任务说明 - 能否把条目中从第一行开始、到含有“binary-dot (327, 524, 337, 534)”的那一行结束的这一段（首尾两行都算在内）逐行原样摘录出来，其余部分一概不取？

+ + + + +

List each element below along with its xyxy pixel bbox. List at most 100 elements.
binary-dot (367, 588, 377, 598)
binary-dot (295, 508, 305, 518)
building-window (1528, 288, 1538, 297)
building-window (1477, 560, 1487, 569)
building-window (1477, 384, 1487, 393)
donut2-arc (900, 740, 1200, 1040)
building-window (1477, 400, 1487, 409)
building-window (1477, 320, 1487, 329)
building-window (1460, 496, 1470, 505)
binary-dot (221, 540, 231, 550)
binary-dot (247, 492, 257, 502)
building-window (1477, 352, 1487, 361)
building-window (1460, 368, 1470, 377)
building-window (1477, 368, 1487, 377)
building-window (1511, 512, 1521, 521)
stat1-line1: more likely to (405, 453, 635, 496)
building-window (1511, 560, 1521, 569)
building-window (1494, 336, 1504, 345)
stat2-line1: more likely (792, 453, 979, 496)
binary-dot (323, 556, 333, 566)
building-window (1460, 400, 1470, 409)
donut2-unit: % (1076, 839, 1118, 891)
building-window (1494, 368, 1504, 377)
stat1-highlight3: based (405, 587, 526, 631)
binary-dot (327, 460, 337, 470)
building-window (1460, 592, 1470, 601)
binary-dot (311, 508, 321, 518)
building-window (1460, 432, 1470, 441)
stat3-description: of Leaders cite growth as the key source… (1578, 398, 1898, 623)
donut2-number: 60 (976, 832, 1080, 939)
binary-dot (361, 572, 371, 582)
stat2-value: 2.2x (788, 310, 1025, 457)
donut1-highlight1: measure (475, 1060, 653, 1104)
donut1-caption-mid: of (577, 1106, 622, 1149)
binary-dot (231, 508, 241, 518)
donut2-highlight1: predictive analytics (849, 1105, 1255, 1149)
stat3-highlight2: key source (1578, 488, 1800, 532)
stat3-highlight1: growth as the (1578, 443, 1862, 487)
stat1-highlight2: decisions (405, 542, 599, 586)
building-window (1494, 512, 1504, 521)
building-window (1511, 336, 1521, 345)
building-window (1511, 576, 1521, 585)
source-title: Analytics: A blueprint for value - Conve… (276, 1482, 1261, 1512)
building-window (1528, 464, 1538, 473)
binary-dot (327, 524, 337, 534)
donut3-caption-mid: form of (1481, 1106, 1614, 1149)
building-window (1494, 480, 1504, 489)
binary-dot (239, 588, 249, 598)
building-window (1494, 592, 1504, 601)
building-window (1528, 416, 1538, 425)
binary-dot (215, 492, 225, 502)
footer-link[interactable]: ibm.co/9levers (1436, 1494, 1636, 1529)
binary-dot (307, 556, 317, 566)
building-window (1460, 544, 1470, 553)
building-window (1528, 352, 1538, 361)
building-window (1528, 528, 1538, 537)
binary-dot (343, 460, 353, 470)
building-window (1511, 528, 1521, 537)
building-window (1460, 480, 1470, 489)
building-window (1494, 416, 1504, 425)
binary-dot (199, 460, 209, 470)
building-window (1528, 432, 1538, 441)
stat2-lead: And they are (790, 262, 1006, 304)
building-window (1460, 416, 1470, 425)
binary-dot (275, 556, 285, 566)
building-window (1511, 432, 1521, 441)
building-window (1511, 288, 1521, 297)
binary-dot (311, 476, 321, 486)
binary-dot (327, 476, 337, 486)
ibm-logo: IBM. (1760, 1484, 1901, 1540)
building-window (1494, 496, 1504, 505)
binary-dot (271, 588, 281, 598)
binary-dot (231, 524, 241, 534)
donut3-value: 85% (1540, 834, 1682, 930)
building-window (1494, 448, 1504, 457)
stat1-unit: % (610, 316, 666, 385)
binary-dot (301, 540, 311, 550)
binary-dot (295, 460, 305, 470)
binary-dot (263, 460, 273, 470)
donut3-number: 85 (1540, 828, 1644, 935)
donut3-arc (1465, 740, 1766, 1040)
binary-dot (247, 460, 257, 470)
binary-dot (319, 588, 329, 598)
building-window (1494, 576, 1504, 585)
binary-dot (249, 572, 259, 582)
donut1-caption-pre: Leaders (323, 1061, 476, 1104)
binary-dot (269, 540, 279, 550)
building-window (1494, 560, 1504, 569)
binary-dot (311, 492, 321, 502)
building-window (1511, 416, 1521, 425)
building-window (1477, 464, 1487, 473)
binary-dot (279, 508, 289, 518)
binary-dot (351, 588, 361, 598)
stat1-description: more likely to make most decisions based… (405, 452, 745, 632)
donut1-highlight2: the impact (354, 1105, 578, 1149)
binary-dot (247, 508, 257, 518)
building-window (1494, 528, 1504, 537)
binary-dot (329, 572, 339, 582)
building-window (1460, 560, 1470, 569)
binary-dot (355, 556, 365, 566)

+ + + + +

结果 -
List each element below along with its xyxy pixel bbox. List at most 100 elements.
binary-dot (367, 588, 377, 598)
binary-dot (295, 508, 305, 518)
building-window (1528, 288, 1538, 297)
building-window (1477, 560, 1487, 569)
building-window (1477, 384, 1487, 393)
donut2-arc (900, 740, 1200, 1040)
building-window (1477, 400, 1487, 409)
building-window (1477, 320, 1487, 329)
building-window (1460, 496, 1470, 505)
binary-dot (221, 540, 231, 550)
binary-dot (247, 492, 257, 502)
building-window (1477, 352, 1487, 361)
building-window (1460, 368, 1470, 377)
building-window (1477, 368, 1487, 377)
building-window (1511, 512, 1521, 521)
stat1-line1: more likely to (405, 453, 635, 496)
building-window (1511, 560, 1521, 569)
building-window (1494, 336, 1504, 345)
stat2-line1: more likely (792, 453, 979, 496)
binary-dot (323, 556, 333, 566)
building-window (1460, 400, 1470, 409)
donut2-unit: % (1076, 839, 1118, 891)
building-window (1494, 368, 1504, 377)
stat1-highlight3: based (405, 587, 526, 631)
binary-dot (327, 460, 337, 470)
building-window (1460, 592, 1470, 601)
binary-dot (311, 508, 321, 518)
building-window (1460, 432, 1470, 441)
stat3-description: of Leaders cite growth as the key source… (1578, 398, 1898, 623)
donut2-number: 60 (976, 832, 1080, 939)
binary-dot (361, 572, 371, 582)
stat2-value: 2.2x (788, 310, 1025, 457)
donut1-highlight1: measure (475, 1060, 653, 1104)
donut1-caption-mid: of (577, 1106, 622, 1149)
binary-dot (231, 508, 241, 518)
donut2-highlight1: predictive analytics (849, 1105, 1255, 1149)
stat3-highlight2: key source (1578, 488, 1800, 532)
stat3-highlight1: growth as the (1578, 443, 1862, 487)
stat1-highlight2: decisions (405, 542, 599, 586)
building-window (1494, 512, 1504, 521)
building-window (1511, 336, 1521, 345)
building-window (1511, 576, 1521, 585)
source-title: Analytics: A blueprint for value - Conve… (276, 1482, 1261, 1512)
building-window (1528, 464, 1538, 473)
binary-dot (327, 524, 337, 534)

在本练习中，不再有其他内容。